__OBJECTIVE__. Your answer should be one number: how many lines of the data include the string "death"?
--- start of GIVEN INFORMATION ---
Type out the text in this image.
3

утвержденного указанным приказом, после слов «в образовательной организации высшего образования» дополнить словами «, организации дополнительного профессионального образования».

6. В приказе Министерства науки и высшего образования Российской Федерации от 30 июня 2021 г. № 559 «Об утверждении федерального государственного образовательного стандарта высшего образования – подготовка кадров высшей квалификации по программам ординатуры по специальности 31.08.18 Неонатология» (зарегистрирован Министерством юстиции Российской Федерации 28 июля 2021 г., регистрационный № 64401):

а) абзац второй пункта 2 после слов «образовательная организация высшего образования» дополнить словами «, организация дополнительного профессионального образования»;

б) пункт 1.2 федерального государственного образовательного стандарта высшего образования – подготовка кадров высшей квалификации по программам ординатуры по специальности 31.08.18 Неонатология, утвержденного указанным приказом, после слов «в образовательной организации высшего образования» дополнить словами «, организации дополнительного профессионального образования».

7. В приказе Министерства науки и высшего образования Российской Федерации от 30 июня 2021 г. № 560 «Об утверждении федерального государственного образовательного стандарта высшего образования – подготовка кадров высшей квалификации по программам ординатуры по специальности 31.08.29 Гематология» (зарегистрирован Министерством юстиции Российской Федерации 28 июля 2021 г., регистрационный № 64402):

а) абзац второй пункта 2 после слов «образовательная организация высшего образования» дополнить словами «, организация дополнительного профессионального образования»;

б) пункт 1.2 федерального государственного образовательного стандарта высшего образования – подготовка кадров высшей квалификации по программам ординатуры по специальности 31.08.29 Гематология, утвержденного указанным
--- end of GIVEN INFORMATION ---
--- start of GIVEN INFORMATION ---
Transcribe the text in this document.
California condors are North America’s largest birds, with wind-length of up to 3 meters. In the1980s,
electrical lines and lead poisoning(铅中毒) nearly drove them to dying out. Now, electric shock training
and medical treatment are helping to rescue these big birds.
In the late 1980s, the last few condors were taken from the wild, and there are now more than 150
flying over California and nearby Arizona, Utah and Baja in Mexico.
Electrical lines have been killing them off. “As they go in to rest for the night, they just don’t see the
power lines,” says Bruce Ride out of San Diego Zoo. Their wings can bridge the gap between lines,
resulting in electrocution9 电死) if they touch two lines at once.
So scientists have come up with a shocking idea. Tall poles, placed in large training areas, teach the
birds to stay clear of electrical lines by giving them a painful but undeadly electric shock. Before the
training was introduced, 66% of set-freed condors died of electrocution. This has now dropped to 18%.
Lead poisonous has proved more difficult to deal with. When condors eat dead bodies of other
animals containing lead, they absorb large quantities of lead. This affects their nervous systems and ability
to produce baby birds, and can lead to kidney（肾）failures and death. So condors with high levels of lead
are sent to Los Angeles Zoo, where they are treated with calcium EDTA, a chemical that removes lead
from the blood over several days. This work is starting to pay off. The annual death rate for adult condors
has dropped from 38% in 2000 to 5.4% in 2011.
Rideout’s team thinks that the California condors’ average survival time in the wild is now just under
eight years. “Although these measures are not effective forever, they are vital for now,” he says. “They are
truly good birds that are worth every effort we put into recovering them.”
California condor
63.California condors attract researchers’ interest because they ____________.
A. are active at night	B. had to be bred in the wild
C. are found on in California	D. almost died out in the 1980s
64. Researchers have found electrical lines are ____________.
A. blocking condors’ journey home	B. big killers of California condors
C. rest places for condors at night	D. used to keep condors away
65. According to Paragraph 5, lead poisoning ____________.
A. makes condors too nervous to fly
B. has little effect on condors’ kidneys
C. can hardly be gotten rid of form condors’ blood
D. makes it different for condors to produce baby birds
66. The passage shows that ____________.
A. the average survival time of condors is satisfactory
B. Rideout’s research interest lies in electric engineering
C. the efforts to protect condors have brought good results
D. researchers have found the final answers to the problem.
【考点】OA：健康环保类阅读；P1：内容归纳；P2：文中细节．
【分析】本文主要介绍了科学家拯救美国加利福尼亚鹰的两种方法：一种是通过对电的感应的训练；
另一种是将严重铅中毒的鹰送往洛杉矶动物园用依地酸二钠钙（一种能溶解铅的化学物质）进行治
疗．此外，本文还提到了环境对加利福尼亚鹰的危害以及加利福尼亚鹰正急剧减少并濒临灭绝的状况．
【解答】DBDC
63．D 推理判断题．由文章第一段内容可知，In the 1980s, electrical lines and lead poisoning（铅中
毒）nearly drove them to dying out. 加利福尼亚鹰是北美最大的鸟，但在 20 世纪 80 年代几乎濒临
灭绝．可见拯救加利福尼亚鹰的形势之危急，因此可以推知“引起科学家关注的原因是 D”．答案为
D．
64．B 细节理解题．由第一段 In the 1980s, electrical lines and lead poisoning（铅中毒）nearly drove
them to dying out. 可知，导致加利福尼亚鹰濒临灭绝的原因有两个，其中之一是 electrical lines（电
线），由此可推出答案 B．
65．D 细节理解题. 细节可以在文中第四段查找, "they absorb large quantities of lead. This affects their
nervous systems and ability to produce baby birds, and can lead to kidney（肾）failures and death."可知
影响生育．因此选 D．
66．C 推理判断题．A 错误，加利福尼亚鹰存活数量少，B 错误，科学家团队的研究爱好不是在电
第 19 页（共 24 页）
--- end of GIVEN INFORMATION ---
__ANSWER FOR THIS EXERCISE__. 3